-- Challenge --
Filter the records below for the word "order". Copy each line that holds it.

(Extracted records)
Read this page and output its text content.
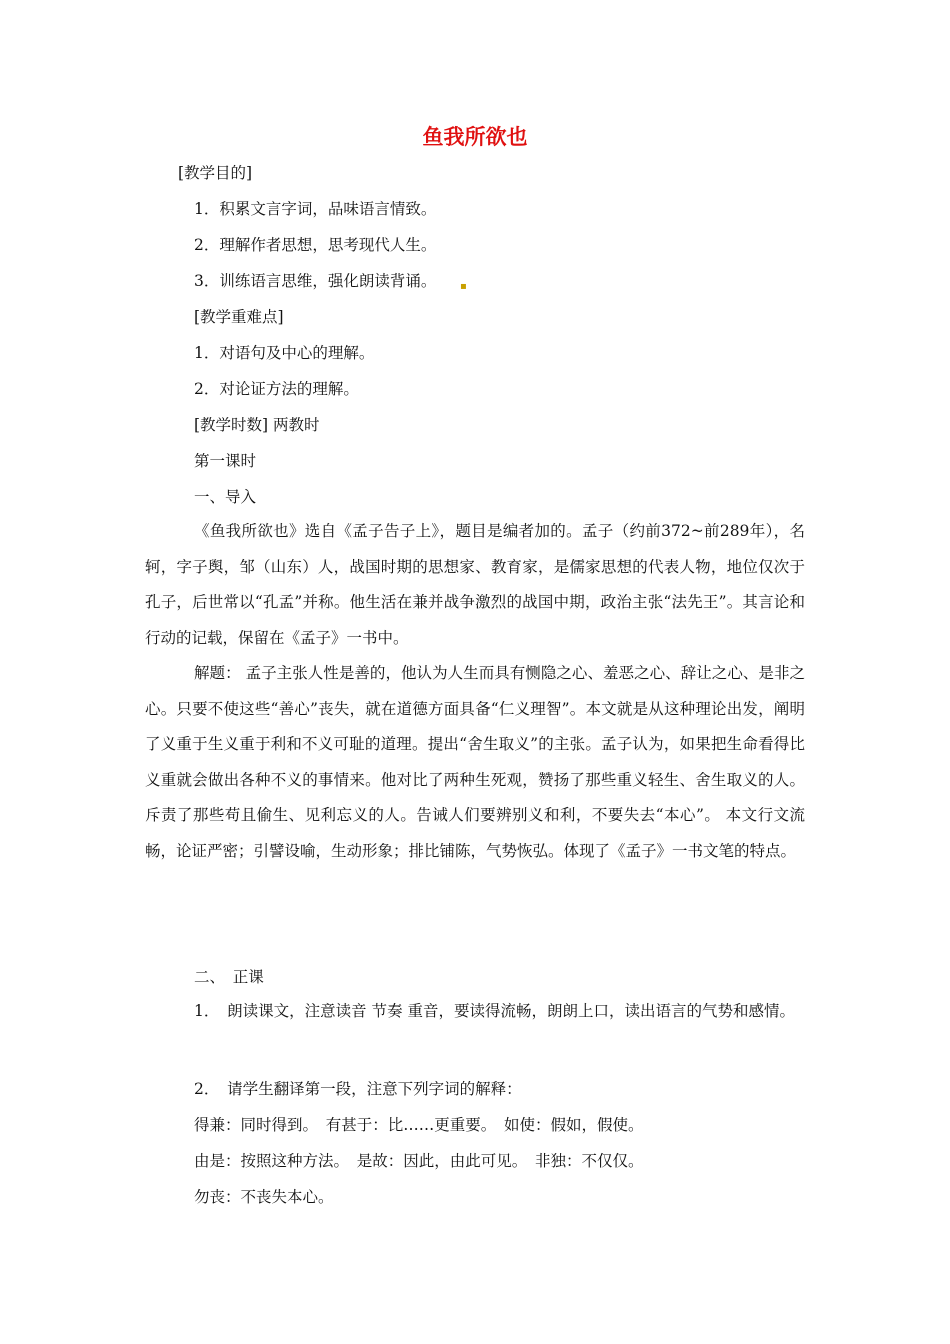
鱼我所欲也
[教学目的]
1．积累文言字词，品味语言情致。
2．理解作者思想，思考现代人生。
3．训练语言思维，强化朗读背诵。 ▪
[教学重难点]
1．对语句及中心的理解。
2．对论证方法的理解。
[教学时数] 两教时
第一课时
一、导入
《鱼我所欲也》选自《孟子告子上》，题目是编者加的。孟子（约前372~前289年），名轲，字子舆，邹（山东）人，战国时期的思想家、教育家，是儒家思想的代表人物，地位仅次于孔子，后世常以“孔孟”并称。他生活在兼并战争激烈的战国中期，政治主张“法先王”。其言论和行动的记载，保留在《孟子》一书中。
解题： 孟子主张人性是善的，他认为人生而具有恻隐之心、羞恶之心、辞让之心、是非之心。只要不使这些“善心”丧失，就在道德方面具备“仁义理智”。本文就是从这种理论出发，阐明了义重于生义重于利和不义可耻的道理。提出“舍生取义”的主张。孟子认为，如果把生命看得比义重就会做出各种不义的事情来。他对比了两种生死观，赞扬了那些重义轻生、舍生取义的人。斥责了那些苟且偷生、见利忘义的人。告诫人们要辨别义和利，不要失去“本心”。 本文行文流畅，论证严密；引譬设喻，生动形象；排比铺陈，气势恢弘。体现了《孟子》一书文笔的特点。
二、　正课
1．　朗读课文，注意读音 节奏 重音，要读得流畅，朗朗上口，读出语言的气势和感情。
2．　请学生翻译第一段，注意下列字词的解释：
得兼：同时得到。　有甚于：比……更重要。　如使：假如，假使。
由是：按照这种方法。　是故：因此，由此可见。　非独：不仅仅。
勿丧：不丧失本心。
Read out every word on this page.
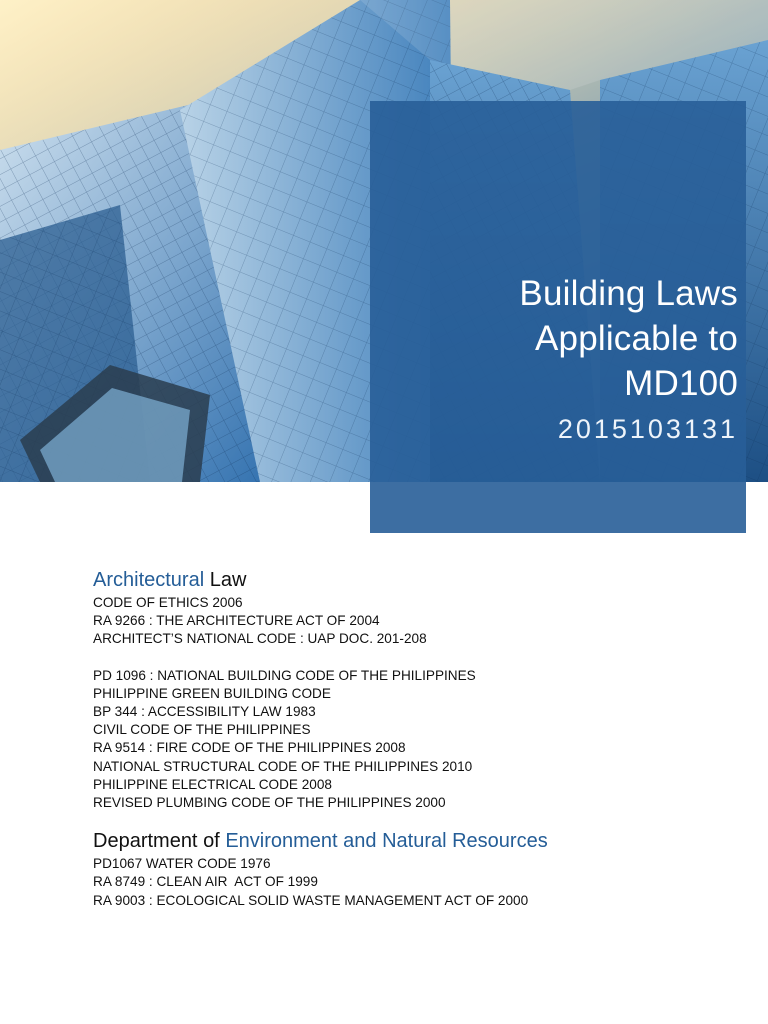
Building Laws
Applicable to
MD100
2015103131

Architectural Law

CODE OF ETHICS 2006

RA 9266 : THE ARCHITECTURE ACT OF 2004

ARCHITECT’S NATIONAL CODE : UAP DOC. 201-208

PD 1096 : NATIONAL BUILDING CODE OF THE PHILIPPINES

PHILIPPINE GREEN BUILDING CODE

BP 344 : ACCESSIBILITY LAW 1983

CIVIL CODE OF THE PHILIPPINES

RA 9514 : FIRE CODE OF THE PHILIPPINES 2008

NATIONAL STRUCTURAL CODE OF THE PHILIPPINES 2010

PHILIPPINE ELECTRICAL CODE 2008

REVISED PLUMBING CODE OF THE PHILIPPINES 2000

Department of Environment and Natural Resources

PD1067 WATER CODE 1976

RA 8749 : CLEAN AIR  ACT OF 1999

RA 9003 : ECOLOGICAL SOLID WASTE MANAGEMENT ACT OF 2000
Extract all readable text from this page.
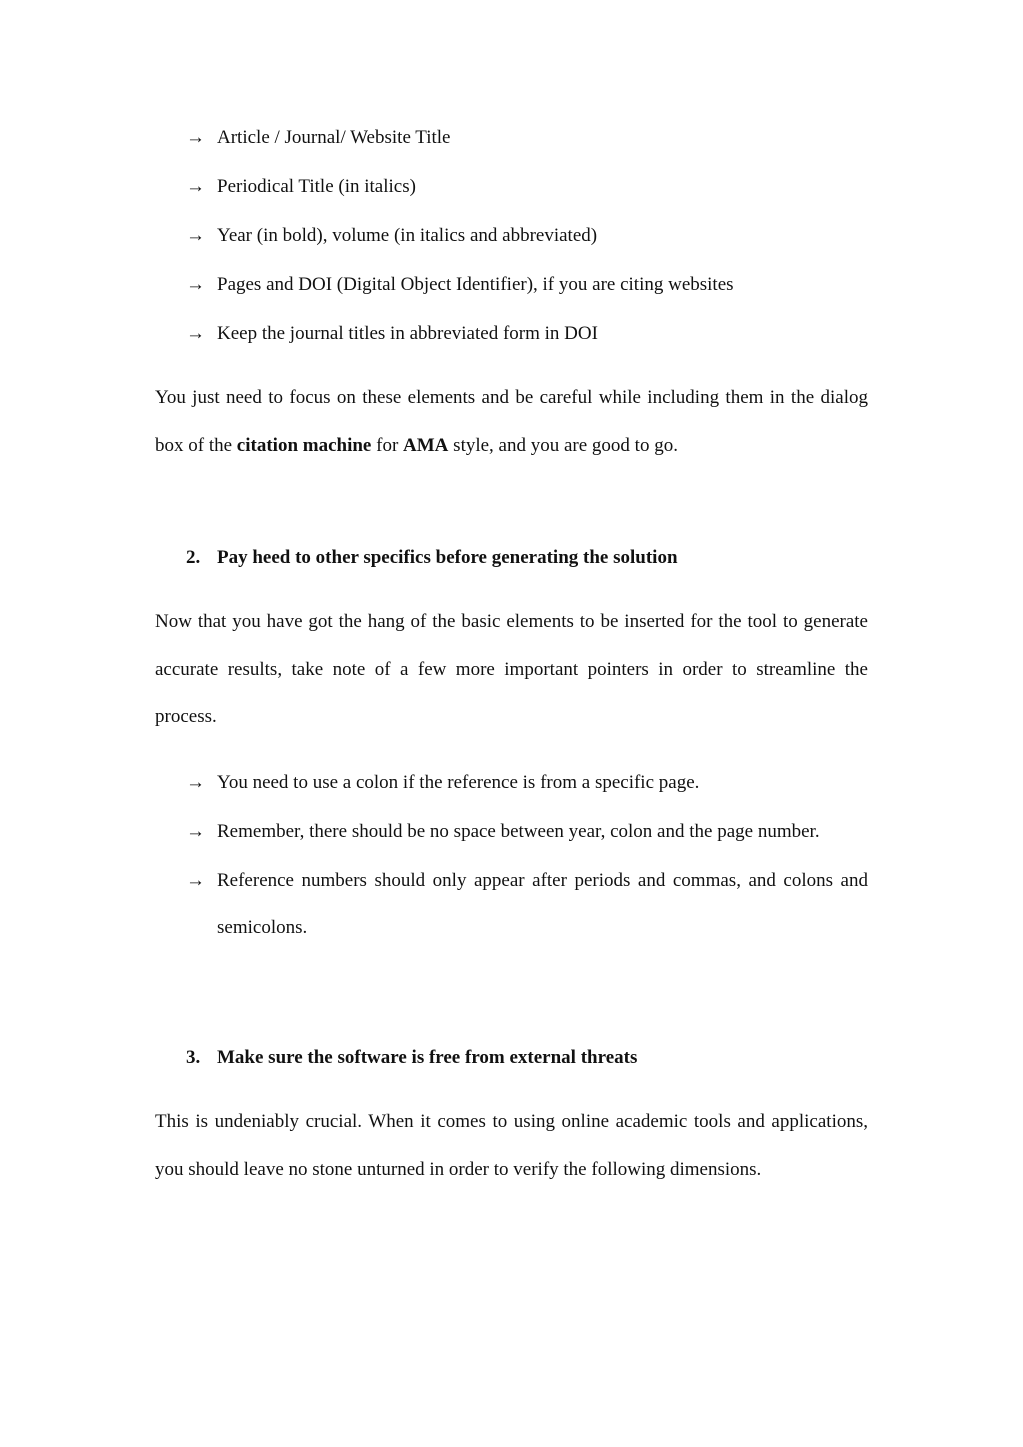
→ Article / Journal/ Website Title
→ Periodical Title (in italics)
→ Year (in bold), volume (in italics and abbreviated)
→ Pages and DOI (Digital Object Identifier), if you are citing websites
→ Keep the journal titles in abbreviated form in DOI
You just need to focus on these elements and be careful while including them in the dialog box of the citation machine for AMA style, and you are good to go.
2. Pay heed to other specifics before generating the solution
Now that you have got the hang of the basic elements to be inserted for the tool to generate accurate results, take note of a few more important pointers in order to streamline the process.
→ You need to use a colon if the reference is from a specific page.
→ Remember, there should be no space between year, colon and the page number.
→ Reference numbers should only appear after periods and commas, and colons and semicolons.
3. Make sure the software is free from external threats
This is undeniably crucial. When it comes to using online academic tools and applications, you should leave no stone unturned in order to verify the following dimensions.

-- Written solution --
Now that you have got the hang of the basic elements to be inserted for the tool to generate accurate results, take note of a few more important pointers in order to streamline the process.
This is undeniably crucial. When it comes to using online academic tools and applications, you should leave no stone unturned in order to verify the following dimensions.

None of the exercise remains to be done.